» Work instructions
Copy each line that holds "this".

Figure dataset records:
================
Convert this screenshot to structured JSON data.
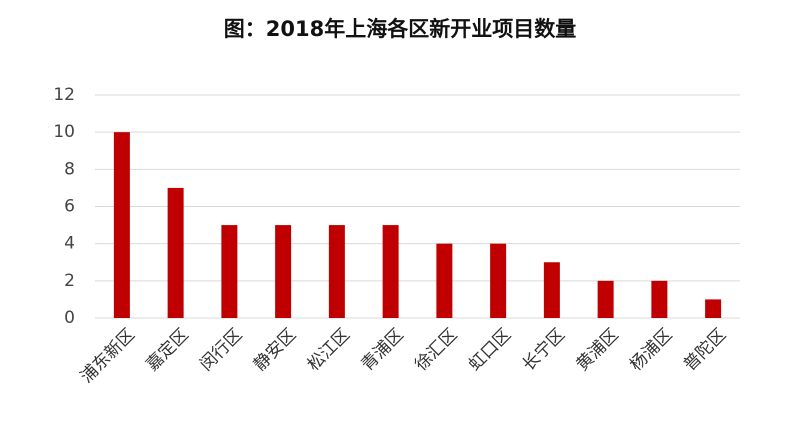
{
  "chart_data": {
    "type": "bar",
    "title": "图：2018年上海各区新开业项目数量",
    "categories": [
      "浦东新区",
      "嘉定区",
      "闵行区",
      "静安区",
      "松江区",
      "青浦区",
      "徐汇区",
      "虹口区",
      "长宁区",
      "黄浦区",
      "杨浦区",
      "普陀区"
    ],
    "values": [
      10,
      7,
      5,
      5,
      5,
      5,
      4,
      4,
      3,
      2,
      2,
      1
    ],
    "color": "#c00000",
    "ylim": [
      0,
      12
    ],
    "yticks": [
      0,
      2,
      4,
      6,
      8,
      10,
      12
    ],
    "grid": true
  }
}
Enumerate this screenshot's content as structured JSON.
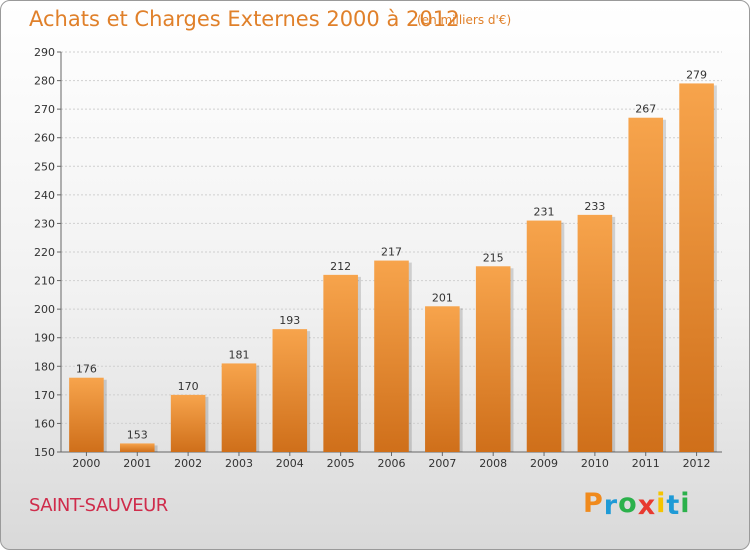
{
  "chart_data": {
    "type": "bar",
    "title": "Achats et Charges Externes 2000 à 2012",
    "unit_note": "(en milliers d'€)",
    "categories": [
      "2000",
      "2001",
      "2002",
      "2003",
      "2004",
      "2005",
      "2006",
      "2007",
      "2008",
      "2009",
      "2010",
      "2011",
      "2012"
    ],
    "values": [
      176,
      153,
      170,
      181,
      193,
      212,
      217,
      201,
      215,
      231,
      233,
      267,
      279
    ],
    "ylim": [
      150,
      290
    ],
    "yticks": [
      150,
      160,
      170,
      180,
      190,
      200,
      210,
      220,
      230,
      240,
      250,
      260,
      270,
      280,
      290
    ],
    "grid": true,
    "bar_color_top": "#f7a44c",
    "bar_color_bottom": "#cf6f1a"
  },
  "commune": "SAINT-SAUVEUR",
  "logo": {
    "letters": [
      "P",
      "r",
      "o",
      "x",
      "i",
      "t",
      "i"
    ],
    "colors": [
      "#f08a1c",
      "#1e9ad6",
      "#2bb14b",
      "#e8392f",
      "#f5c400",
      "#1e9ad6",
      "#2bb14b"
    ]
  }
}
================
» Finished answer
Convert this screenshot to structured JSON data.
Enumerate this screenshot's content as structured JSON.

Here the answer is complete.